(Collection entries)
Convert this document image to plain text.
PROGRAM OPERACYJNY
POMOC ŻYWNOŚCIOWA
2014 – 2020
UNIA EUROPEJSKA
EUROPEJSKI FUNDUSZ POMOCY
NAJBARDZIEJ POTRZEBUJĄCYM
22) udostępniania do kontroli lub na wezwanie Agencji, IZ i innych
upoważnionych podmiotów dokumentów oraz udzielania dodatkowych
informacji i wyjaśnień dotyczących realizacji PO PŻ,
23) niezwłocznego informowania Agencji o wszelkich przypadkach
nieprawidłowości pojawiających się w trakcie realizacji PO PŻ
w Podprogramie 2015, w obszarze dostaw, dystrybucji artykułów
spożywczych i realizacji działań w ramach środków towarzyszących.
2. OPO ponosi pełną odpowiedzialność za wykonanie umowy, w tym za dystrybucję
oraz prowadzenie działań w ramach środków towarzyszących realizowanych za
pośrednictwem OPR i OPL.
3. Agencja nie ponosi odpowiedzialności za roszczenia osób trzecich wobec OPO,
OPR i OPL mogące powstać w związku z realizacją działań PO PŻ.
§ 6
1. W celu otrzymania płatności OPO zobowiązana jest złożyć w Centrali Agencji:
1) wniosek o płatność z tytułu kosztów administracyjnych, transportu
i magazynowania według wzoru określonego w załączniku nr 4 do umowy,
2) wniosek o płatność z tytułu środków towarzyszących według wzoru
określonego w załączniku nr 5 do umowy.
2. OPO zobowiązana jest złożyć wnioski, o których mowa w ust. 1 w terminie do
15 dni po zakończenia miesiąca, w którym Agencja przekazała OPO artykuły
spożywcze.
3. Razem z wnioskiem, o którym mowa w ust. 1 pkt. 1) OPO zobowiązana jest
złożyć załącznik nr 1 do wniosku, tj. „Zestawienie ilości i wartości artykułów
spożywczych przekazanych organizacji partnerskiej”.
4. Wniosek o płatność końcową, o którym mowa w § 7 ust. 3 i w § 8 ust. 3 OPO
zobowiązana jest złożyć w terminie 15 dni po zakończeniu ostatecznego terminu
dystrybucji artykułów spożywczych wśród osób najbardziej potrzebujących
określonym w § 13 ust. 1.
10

* _Given instruction_
Write out the records shown above, exactly as they appear.

* _Output for this exercise_
Convert this document image to plain text.
PROGRAM OPERACYJNY
POMOC ŻYWNOŚCIOWA
2014 – 2020
UNIA EUROPEJSKA
EUROPEJSKI FUNDUSZ POMOCY
NAJBARDZIEJ POTRZEBUJĄCYM
22) udostępniania do kontroli lub na wezwanie Agencji, IZ i innych
upoważnionych podmiotów dokumentów oraz udzielania dodatkowych
informacji i wyjaśnień dotyczących realizacji PO PŻ,
23) niezwłocznego informowania Agencji o wszelkich przypadkach
nieprawidłowości pojawiających się w trakcie realizacji PO PŻ
w Podprogramie 2015, w obszarze dostaw, dystrybucji artykułów
spożywczych i realizacji działań w ramach środków towarzyszących.
2. OPO ponosi pełną odpowiedzialność za wykonanie umowy, w tym za dystrybucję
oraz prowadzenie działań w ramach środków towarzyszących realizowanych za
pośrednictwem OPR i OPL.
3. Agencja nie ponosi odpowiedzialności za roszczenia osób trzecich wobec OPO,
OPR i OPL mogące powstać w związku z realizacją działań PO PŻ.
§ 6
1. W celu otrzymania płatności OPO zobowiązana jest złożyć w Centrali Agencji:
1) wniosek o płatność z tytułu kosztów administracyjnych, transportu
i magazynowania według wzoru określonego w załączniku nr 4 do umowy,
2) wniosek o płatność z tytułu środków towarzyszących według wzoru
określonego w załączniku nr 5 do umowy.
2. OPO zobowiązana jest złożyć wnioski, o których mowa w ust. 1 w terminie do
15 dni po zakończenia miesiąca, w którym Agencja przekazała OPO artykuły
spożywcze.
3. Razem z wnioskiem, o którym mowa w ust. 1 pkt. 1) OPO zobowiązana jest
złożyć załącznik nr 1 do wniosku, tj. „Zestawienie ilości i wartości artykułów
spożywczych przekazanych organizacji partnerskiej”.
4. Wniosek o płatność końcową, o którym mowa w § 7 ust. 3 i w § 8 ust. 3 OPO
zobowiązana jest złożyć w terminie 15 dni po zakończeniu ostatecznego terminu
dystrybucji artykułów spożywczych wśród osób najbardziej potrzebujących
określonym w § 13 ust. 1.
10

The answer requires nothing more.